• [PROBLEM STATEMENT]
Copy every line in which the string "STEC" occurs.

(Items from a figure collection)
* begin *
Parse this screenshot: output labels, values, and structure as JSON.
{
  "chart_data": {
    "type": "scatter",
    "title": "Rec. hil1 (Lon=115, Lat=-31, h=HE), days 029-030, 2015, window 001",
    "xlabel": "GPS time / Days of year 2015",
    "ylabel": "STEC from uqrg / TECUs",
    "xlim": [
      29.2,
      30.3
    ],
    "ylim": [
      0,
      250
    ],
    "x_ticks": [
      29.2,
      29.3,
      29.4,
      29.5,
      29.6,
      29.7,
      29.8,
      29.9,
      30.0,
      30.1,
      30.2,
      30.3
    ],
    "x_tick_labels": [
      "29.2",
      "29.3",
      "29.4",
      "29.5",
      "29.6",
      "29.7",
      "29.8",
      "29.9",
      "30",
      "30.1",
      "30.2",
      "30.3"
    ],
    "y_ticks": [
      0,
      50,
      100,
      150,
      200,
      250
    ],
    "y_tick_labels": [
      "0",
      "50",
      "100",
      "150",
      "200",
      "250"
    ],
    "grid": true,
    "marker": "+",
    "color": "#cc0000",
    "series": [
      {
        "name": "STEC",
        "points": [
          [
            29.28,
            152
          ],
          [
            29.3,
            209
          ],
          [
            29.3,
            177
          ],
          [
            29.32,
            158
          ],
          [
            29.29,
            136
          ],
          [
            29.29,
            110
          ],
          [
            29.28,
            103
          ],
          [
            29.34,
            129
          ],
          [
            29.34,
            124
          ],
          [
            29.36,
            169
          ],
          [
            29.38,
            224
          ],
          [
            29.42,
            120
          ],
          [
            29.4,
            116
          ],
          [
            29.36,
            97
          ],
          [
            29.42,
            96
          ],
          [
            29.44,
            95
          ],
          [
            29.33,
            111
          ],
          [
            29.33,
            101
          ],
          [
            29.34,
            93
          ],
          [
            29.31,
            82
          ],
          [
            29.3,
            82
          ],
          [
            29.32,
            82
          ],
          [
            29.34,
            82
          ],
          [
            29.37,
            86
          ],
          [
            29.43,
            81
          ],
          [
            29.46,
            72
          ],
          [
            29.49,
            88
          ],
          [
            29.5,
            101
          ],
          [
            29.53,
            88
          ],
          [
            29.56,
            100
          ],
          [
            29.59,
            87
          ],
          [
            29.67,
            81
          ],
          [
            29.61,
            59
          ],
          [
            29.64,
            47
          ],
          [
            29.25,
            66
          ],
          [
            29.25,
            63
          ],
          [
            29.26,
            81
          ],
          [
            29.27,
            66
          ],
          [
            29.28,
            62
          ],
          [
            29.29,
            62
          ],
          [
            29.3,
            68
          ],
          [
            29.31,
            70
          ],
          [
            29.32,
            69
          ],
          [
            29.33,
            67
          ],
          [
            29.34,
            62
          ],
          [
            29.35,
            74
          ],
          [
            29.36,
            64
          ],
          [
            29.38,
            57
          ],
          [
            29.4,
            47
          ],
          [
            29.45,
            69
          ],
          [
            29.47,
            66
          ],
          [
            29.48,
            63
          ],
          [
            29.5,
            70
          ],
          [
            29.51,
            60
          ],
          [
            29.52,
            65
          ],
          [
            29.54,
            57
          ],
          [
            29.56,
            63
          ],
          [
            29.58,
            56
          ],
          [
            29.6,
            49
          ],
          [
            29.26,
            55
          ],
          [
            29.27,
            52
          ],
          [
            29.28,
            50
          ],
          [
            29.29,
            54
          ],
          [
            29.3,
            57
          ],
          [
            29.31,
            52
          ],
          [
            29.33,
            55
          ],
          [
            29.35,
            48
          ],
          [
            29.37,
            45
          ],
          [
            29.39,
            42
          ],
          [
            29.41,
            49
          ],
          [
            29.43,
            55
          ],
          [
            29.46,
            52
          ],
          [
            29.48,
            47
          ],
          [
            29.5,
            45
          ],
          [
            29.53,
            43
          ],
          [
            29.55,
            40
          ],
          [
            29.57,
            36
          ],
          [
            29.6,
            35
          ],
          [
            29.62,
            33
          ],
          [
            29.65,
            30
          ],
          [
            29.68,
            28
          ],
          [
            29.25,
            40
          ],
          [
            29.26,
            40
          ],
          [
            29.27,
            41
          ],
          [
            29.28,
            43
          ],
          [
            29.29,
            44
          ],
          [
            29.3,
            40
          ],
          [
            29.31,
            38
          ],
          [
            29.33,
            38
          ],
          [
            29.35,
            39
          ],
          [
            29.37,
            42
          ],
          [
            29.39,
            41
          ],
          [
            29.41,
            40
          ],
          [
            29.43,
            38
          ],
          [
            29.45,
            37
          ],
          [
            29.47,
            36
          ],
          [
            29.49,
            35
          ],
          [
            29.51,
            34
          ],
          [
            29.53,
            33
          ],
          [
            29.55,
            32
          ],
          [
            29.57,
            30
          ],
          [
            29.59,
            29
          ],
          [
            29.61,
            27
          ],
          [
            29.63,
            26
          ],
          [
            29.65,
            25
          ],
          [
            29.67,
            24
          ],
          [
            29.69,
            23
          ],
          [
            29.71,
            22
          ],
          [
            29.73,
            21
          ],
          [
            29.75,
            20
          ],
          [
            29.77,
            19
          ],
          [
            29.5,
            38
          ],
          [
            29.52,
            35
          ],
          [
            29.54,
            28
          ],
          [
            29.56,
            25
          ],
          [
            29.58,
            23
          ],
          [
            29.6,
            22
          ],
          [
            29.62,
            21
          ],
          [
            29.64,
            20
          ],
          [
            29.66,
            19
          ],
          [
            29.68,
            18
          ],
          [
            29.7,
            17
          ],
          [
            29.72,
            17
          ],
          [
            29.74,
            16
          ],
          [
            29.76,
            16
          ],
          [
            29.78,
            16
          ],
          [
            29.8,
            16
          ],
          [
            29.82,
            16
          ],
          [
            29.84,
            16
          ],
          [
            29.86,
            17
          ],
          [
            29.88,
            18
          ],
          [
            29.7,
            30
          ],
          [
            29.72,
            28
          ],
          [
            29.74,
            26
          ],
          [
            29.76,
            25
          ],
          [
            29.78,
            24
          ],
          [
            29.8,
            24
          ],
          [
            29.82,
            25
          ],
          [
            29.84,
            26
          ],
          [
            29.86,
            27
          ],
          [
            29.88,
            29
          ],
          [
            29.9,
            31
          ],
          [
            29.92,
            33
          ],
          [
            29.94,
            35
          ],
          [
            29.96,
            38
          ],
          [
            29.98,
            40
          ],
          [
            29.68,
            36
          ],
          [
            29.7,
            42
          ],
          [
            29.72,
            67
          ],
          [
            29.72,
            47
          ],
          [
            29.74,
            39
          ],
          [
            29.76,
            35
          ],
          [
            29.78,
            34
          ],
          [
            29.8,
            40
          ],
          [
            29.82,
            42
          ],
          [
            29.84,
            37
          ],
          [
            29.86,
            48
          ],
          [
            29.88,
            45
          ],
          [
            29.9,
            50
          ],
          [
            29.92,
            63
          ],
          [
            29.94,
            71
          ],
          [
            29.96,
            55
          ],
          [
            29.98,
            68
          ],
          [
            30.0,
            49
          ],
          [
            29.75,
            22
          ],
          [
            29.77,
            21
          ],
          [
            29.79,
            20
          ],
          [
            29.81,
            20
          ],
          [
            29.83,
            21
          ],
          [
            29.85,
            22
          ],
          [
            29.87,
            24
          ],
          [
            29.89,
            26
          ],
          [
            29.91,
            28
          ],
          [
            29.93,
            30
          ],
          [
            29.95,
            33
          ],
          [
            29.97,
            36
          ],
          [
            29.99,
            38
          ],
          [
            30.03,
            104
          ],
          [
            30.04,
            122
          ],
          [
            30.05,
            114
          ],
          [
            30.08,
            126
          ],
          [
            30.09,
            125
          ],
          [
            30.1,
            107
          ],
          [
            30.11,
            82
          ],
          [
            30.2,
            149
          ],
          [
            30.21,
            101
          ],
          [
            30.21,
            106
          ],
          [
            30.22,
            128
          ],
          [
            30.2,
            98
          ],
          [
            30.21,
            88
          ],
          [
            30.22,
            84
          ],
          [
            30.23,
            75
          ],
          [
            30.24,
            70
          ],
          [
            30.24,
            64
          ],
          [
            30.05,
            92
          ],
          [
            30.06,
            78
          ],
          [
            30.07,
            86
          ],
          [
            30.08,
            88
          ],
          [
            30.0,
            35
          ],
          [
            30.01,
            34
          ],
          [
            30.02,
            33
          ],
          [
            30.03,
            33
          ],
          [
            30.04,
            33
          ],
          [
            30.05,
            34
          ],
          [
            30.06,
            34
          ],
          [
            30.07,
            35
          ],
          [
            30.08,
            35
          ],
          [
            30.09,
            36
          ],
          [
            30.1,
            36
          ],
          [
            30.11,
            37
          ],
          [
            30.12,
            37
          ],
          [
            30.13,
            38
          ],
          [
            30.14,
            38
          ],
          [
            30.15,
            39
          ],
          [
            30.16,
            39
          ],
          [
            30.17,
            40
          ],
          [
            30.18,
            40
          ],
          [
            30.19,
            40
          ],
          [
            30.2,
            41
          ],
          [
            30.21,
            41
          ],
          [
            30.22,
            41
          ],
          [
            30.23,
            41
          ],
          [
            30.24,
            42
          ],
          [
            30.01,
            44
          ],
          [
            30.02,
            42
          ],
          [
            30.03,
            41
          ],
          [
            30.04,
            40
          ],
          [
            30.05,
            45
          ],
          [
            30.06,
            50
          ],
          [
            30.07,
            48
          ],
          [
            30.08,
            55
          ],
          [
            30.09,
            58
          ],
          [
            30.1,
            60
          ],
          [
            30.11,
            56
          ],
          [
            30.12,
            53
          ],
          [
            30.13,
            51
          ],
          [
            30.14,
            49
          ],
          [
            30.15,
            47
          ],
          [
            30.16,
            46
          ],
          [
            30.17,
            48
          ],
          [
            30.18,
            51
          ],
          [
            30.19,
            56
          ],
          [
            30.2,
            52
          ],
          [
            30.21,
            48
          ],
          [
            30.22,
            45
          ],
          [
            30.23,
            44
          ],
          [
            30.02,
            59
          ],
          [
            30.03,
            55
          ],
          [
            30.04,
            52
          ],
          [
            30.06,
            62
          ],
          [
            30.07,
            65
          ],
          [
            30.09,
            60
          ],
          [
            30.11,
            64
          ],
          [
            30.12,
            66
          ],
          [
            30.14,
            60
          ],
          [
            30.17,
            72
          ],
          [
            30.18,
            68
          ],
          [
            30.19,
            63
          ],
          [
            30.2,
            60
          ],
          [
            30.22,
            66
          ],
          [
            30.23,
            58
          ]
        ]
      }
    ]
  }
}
* end *
• [COMPLETED EXERCISE]
    "ylabel": "STEC from uqrg / TECUs",
        "name": "STEC",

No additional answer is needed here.